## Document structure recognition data
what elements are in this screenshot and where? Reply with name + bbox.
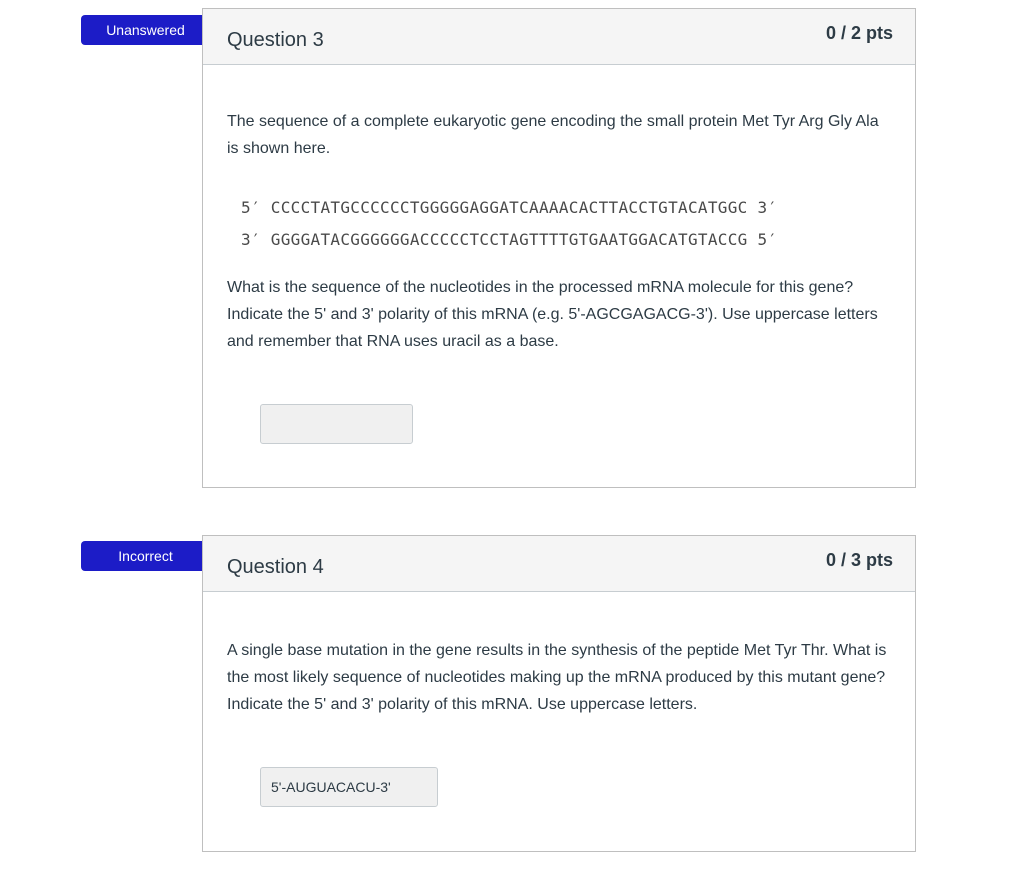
dna-sequence-top-strand: 5′ CCCCTATGCCCCCCTGGGGGAGGATCAAAACACTTACCTGTACATGGC 3′ [241,198,778,217]
answer-input[interactable] [260,404,413,444]
answer-input[interactable] [260,767,438,807]
question-intro-text: The sequence of a complete eukaryotic gene encoding the small protein Met Tyr Arg Gly Ala is shown here. [227,113,879,157]
dna-sequence-bottom-strand: 3′ GGGGATACGGGGGGACCCCCTCCTAGTTTTGTGAATGGACATGTACCG 5′ [241,230,778,249]
question-points: 0 / 2 pts [825,23,893,43]
question-prompt-text: A single base mutation in the gene results in the synthesis of the peptide Met Tyr Thr. What is the most likely sequence of nucleotides making up the mRNA produced by this mutant gene? Indicate the 5' and 3' polarity of this mRNA. Use uppercase letters. [227,642,887,713]
question-card [202,535,916,852]
question-header [203,9,915,65]
status-badge-unanswered: Unanswered [81,15,210,45]
question-card [202,8,916,488]
status-badge-incorrect: Incorrect [81,541,210,571]
question-prompt-text: What is the sequence of the nucleotides in the processed mRNA molecule for this gene? Indicate the 5' and 3' polarity of this mRNA (e.g. 5'-AGCGAGACG-3'). Use uppercase letters and remember that RNA uses uracil as a base. [227,279,878,350]
question-header [203,536,915,592]
question-title: Question 3 [227,29,324,51]
question-points: 0 / 3 pts [825,550,893,570]
question-title: Question 4 [227,556,324,578]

## What is expected
Print every record above exactly, but no pictures.

## Answer area
what elements are in this screenshot and where? Reply with name + bbox.
dna-sequence-top-strand: 5′ CCCCTATGCCCCCCTGGGGGAGGATCAAAACACTTACCTGTACATGGC 3′ [241,198,778,217]
answer-input[interactable] [260,404,413,444]
answer-input[interactable] [260,767,438,807]
question-intro-text: The sequence of a complete eukaryotic gene encoding the small protein Met Tyr Arg Gly Ala is shown here. [227,113,879,157]
dna-sequence-bottom-strand: 3′ GGGGATACGGGGGGACCCCCTCCTAGTTTTGTGAATGGACATGTACCG 5′ [241,230,778,249]
question-points: 0 / 2 pts [825,23,893,43]
question-prompt-text: A single base mutation in the gene results in the synthesis of the peptide Met Tyr Thr. What is the most likely sequence of nucleotides making up the mRNA produced by this mutant gene? Indicate the 5' and 3' polarity of this mRNA. Use uppercase letters. [227,642,887,713]
question-card [202,535,916,852]
question-header [203,9,915,65]
status-badge-unanswered: Unanswered [81,15,210,45]
question-card [202,8,916,488]
status-badge-incorrect: Incorrect [81,541,210,571]
question-prompt-text: What is the sequence of the nucleotides in the processed mRNA molecule for this gene? Indicate the 5' and 3' polarity of this mRNA (e.g. 5'-AGCGAGACG-3'). Use uppercase letters and remember that RNA uses uracil as a base. [227,279,878,350]
question-header [203,536,915,592]
question-title: Question 3 [227,29,324,51]
question-points: 0 / 3 pts [825,550,893,570]
question-title: Question 4 [227,556,324,578]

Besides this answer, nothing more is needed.